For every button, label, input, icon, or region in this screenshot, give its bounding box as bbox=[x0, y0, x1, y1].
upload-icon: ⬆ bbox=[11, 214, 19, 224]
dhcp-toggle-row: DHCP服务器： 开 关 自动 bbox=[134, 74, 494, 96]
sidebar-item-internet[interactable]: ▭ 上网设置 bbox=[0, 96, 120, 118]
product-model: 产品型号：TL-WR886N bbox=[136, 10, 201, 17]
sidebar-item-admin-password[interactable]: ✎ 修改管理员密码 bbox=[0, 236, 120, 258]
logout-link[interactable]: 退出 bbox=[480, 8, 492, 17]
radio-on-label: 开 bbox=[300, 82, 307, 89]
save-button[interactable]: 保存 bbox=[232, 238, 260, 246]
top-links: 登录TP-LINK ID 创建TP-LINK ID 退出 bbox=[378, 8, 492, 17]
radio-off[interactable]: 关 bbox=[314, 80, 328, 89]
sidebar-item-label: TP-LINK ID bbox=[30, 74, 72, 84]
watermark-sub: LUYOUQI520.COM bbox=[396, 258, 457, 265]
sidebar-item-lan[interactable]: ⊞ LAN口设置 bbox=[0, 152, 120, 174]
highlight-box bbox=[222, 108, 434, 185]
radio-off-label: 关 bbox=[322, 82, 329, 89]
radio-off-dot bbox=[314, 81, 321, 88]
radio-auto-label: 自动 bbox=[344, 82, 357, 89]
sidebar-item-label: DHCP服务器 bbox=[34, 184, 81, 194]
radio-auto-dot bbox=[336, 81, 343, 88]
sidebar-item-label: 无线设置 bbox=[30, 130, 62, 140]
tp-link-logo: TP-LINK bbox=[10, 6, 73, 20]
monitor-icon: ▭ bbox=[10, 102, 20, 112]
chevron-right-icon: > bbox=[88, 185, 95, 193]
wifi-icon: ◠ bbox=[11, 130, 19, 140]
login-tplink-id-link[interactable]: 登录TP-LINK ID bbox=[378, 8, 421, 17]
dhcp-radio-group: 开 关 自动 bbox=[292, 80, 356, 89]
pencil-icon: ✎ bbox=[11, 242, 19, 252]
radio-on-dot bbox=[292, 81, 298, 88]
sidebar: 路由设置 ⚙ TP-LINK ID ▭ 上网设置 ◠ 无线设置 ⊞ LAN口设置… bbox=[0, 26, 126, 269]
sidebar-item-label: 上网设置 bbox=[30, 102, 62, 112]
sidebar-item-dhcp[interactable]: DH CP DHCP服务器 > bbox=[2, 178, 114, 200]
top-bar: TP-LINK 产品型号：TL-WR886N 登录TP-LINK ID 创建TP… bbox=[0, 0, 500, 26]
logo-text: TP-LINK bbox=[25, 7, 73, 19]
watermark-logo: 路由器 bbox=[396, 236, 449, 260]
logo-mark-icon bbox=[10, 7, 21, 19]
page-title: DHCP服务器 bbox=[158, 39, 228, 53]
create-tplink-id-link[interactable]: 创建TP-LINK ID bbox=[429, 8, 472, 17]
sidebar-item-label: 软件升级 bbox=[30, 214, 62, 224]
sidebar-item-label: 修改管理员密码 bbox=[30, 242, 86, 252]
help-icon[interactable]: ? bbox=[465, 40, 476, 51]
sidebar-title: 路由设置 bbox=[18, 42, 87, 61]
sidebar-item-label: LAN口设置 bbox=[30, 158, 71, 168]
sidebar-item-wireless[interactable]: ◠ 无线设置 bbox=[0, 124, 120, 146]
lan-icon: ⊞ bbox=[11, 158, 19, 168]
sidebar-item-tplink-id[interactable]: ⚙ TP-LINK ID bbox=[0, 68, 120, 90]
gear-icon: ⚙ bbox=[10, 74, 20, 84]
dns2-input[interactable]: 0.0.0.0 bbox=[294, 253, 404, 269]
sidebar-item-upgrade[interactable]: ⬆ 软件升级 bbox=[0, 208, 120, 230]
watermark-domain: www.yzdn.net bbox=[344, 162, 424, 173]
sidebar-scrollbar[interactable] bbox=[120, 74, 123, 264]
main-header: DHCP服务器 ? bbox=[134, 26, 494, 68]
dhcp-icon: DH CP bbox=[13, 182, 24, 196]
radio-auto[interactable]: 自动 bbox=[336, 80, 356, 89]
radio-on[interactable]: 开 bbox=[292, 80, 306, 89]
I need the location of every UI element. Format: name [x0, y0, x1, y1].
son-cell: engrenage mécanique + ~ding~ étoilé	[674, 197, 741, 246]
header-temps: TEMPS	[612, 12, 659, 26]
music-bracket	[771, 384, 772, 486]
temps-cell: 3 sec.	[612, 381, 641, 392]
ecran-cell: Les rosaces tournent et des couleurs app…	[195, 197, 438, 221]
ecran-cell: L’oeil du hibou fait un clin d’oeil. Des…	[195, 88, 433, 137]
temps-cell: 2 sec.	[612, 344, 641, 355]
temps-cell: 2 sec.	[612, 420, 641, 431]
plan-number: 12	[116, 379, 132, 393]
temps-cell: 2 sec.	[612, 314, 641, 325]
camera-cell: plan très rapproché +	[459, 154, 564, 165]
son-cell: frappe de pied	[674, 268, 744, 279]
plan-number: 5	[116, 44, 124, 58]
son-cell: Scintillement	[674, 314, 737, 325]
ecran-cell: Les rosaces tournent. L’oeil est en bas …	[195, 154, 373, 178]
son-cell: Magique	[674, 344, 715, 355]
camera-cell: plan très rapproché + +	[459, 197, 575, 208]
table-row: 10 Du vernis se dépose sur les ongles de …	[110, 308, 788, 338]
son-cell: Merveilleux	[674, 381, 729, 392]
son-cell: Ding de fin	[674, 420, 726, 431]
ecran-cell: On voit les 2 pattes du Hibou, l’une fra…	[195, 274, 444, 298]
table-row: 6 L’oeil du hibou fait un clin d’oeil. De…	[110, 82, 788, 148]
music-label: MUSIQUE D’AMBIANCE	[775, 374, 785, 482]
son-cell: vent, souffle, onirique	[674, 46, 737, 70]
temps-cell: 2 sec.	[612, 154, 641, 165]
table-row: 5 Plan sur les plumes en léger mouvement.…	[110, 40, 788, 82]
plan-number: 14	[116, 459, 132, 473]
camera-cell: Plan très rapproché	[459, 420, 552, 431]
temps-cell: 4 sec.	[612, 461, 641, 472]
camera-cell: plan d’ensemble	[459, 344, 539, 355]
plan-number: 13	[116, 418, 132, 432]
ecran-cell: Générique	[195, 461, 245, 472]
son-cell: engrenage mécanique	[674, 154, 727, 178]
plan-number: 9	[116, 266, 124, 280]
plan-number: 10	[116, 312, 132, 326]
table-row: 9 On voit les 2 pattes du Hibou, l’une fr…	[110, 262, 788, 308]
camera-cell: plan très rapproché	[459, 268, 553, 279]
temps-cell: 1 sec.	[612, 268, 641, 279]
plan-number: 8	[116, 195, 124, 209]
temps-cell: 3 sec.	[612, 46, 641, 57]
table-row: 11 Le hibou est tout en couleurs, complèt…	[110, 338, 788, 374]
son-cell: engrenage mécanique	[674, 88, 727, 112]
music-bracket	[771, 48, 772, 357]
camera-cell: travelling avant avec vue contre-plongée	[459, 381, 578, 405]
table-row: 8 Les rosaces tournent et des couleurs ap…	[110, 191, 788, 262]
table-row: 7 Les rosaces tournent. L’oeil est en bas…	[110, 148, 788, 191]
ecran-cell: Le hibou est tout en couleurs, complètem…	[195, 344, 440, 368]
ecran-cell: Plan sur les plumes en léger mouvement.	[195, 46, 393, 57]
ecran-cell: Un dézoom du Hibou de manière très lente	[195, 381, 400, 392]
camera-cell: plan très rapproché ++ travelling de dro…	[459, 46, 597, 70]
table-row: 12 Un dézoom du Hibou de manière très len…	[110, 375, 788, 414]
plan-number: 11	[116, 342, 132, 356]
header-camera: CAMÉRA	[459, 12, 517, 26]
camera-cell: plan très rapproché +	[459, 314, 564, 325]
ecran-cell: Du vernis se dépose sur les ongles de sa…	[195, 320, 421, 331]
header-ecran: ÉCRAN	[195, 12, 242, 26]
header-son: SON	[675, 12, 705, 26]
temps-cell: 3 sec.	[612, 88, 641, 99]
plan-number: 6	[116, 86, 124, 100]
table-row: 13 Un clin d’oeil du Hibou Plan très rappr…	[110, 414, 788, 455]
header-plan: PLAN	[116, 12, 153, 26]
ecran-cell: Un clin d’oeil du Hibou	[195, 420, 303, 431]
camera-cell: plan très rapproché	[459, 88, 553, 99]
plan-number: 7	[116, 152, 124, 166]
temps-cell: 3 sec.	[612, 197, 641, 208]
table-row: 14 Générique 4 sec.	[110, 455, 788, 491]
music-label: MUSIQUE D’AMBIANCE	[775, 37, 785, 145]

◇ ◇ ◇ ◇ ◇

» Written problem
Turn the lines above into a numbered list, starting with the first line and continuing up to and including the line that contains "dhcp-radio-group: 开 关". Leave out any blank lines.

» The completed task
1. For every button, label, input, icon, or region in this screenshot, give its bounding box as bbox=[x0, y0, x1, y1].
2. upload-icon: ⬆ bbox=[11, 214, 19, 224]
3. dhcp-toggle-row: DHCP服务器： 开 关 自动 bbox=[134, 74, 494, 96]
4. sidebar-item-internet[interactable]: ▭ 上网设置 bbox=[0, 96, 120, 118]
5. product-model: 产品型号：TL-WR886N bbox=[136, 10, 201, 17]
6. sidebar-item-admin-password[interactable]: ✎ 修改管理员密码 bbox=[0, 236, 120, 258]
7. logout-link[interactable]: 退出 bbox=[480, 8, 492, 17]
8. radio-on-label: 开 bbox=[300, 82, 307, 89]
9. save-button[interactable]: 保存 bbox=[232, 238, 260, 246]
10. top-links: 登录TP-LINK ID 创建TP-LINK ID 退出 bbox=[378, 8, 492, 17]
11. radio-off[interactable]: 关 bbox=[314, 80, 328, 89]
12. sidebar-item-label: TP-LINK ID bbox=[30, 74, 72, 84]
13. watermark-sub: LUYOUQI520.COM bbox=[396, 258, 457, 265]
14. sidebar-item-lan[interactable]: ⊞ LAN口设置 bbox=[0, 152, 120, 174]
15. highlight-box bbox=[222, 108, 434, 185]
16. radio-off-label: 关 bbox=[322, 82, 329, 89]
17. radio-off-dot bbox=[314, 81, 321, 88]
18. radio-auto-label: 自动 bbox=[344, 82, 357, 89]
19. sidebar-item-label: DHCP服务器 bbox=[34, 184, 81, 194]
20. radio-auto-dot bbox=[336, 81, 343, 88]
21. sidebar-item-label: 无线设置 bbox=[30, 130, 62, 140]
22. tp-link-logo: TP-LINK bbox=[10, 6, 73, 20]
23. monitor-icon: ▭ bbox=[10, 102, 20, 112]
24. chevron-right-icon: > bbox=[88, 185, 95, 193]
25. wifi-icon: ◠ bbox=[11, 130, 19, 140]
26. login-tplink-id-link[interactable]: 登录TP-LINK ID bbox=[378, 8, 421, 17]
27. dhcp-radio-group: 开 关 自动 bbox=[292, 80, 356, 89]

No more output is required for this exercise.